Problem details:
Provide the data again in its entirety, exactly as given.

Raw records:

• • •

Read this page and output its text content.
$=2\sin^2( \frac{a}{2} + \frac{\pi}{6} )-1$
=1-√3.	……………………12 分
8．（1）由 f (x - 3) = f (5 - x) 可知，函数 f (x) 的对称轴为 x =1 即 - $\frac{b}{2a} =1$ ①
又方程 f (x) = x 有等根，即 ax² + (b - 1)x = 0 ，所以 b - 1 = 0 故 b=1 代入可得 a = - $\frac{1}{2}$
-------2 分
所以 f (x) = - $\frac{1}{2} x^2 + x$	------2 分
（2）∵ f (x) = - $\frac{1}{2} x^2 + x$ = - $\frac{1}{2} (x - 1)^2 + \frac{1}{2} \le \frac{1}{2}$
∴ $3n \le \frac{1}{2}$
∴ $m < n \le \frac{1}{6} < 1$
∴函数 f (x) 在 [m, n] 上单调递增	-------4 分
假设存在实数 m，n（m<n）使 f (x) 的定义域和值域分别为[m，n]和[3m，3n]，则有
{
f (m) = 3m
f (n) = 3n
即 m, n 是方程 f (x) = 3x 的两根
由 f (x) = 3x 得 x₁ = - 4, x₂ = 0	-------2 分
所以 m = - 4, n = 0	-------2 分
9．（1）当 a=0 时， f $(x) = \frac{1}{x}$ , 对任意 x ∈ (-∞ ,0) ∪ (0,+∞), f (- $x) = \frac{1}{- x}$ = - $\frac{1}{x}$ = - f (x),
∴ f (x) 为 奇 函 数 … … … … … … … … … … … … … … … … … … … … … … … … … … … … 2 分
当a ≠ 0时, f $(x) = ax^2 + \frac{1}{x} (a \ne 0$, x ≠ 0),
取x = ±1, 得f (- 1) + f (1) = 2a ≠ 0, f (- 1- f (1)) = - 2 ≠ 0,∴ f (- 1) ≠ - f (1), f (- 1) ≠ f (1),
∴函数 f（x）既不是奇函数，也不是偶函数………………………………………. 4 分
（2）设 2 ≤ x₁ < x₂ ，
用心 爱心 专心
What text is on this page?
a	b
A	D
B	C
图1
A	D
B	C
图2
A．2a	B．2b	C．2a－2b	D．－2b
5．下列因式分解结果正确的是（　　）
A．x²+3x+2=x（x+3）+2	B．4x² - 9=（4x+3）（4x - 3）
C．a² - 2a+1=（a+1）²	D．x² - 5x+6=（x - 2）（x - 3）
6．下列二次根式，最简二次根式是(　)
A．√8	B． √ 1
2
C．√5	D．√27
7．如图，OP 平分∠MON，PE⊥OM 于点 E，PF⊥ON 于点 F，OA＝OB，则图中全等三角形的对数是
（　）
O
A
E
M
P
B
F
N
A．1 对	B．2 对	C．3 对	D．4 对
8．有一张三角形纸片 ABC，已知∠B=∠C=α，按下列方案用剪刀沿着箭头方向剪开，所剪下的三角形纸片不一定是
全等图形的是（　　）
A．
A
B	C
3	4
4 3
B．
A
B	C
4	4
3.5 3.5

• • •

Full output:
Read this page and output its text content.
$=2\sin^2( \frac{a}{2} + \frac{\pi}{6} )-1$
=1-√3.	……………………12 分
8．（1）由 f (x - 3) = f (5 - x) 可知，函数 f (x) 的对称轴为 x =1 即 - $\frac{b}{2a} =1$ ①
又方程 f (x) = x 有等根，即 ax² + (b - 1)x = 0 ，所以 b - 1 = 0 故 b=1 代入可得 a = - $\frac{1}{2}$
-------2 分
所以 f (x) = - $\frac{1}{2} x^2 + x$	------2 分
（2）∵ f (x) = - $\frac{1}{2} x^2 + x$ = - $\frac{1}{2} (x - 1)^2 + \frac{1}{2} \le \frac{1}{2}$
∴ $3n \le \frac{1}{2}$
∴ $m < n \le \frac{1}{6} < 1$
∴函数 f (x) 在 [m, n] 上单调递增	-------4 分
假设存在实数 m，n（m<n）使 f (x) 的定义域和值域分别为[m，n]和[3m，3n]，则有
{
f (m) = 3m
f (n) = 3n
即 m, n 是方程 f (x) = 3x 的两根
由 f (x) = 3x 得 x₁ = - 4, x₂ = 0	-------2 分
所以 m = - 4, n = 0	-------2 分
9．（1）当 a=0 时， f $(x) = \frac{1}{x}$ , 对任意 x ∈ (-∞ ,0) ∪ (0,+∞), f (- $x) = \frac{1}{- x}$ = - $\frac{1}{x}$ = - f (x),
∴ f (x) 为 奇 函 数 … … … … … … … … … … … … … … … … … … … … … … … … … … … … 2 分
当a ≠ 0时, f $(x) = ax^2 + \frac{1}{x} (a \ne 0$, x ≠ 0),
取x = ±1, 得f (- 1) + f (1) = 2a ≠ 0, f (- 1- f (1)) = - 2 ≠ 0,∴ f (- 1) ≠ - f (1), f (- 1) ≠ f (1),
∴函数 f（x）既不是奇函数，也不是偶函数………………………………………. 4 分
（2）设 2 ≤ x₁ < x₂ ，
用心 爱心 专心
What text is on this page?
a	b
A	D
B	C
图1
A	D
B	C
图2
A．2a	B．2b	C．2a－2b	D．－2b
5．下列因式分解结果正确的是（　　）
A．x²+3x+2=x（x+3）+2	B．4x² - 9=（4x+3）（4x - 3）
C．a² - 2a+1=（a+1）²	D．x² - 5x+6=（x - 2）（x - 3）
6．下列二次根式，最简二次根式是(　)
A．√8	B． √ 1
2
C．√5	D．√27
7．如图，OP 平分∠MON，PE⊥OM 于点 E，PF⊥ON 于点 F，OA＝OB，则图中全等三角形的对数是
（　）
O
A
E
M
P
B
F
N
A．1 对	B．2 对	C．3 对	D．4 对
8．有一张三角形纸片 ABC，已知∠B=∠C=α，按下列方案用剪刀沿着箭头方向剪开，所剪下的三角形纸片不一定是
全等图形的是（　　）
A．
A
B	C
3	4
4 3
B．
A
B	C
4	4
3.5 3.5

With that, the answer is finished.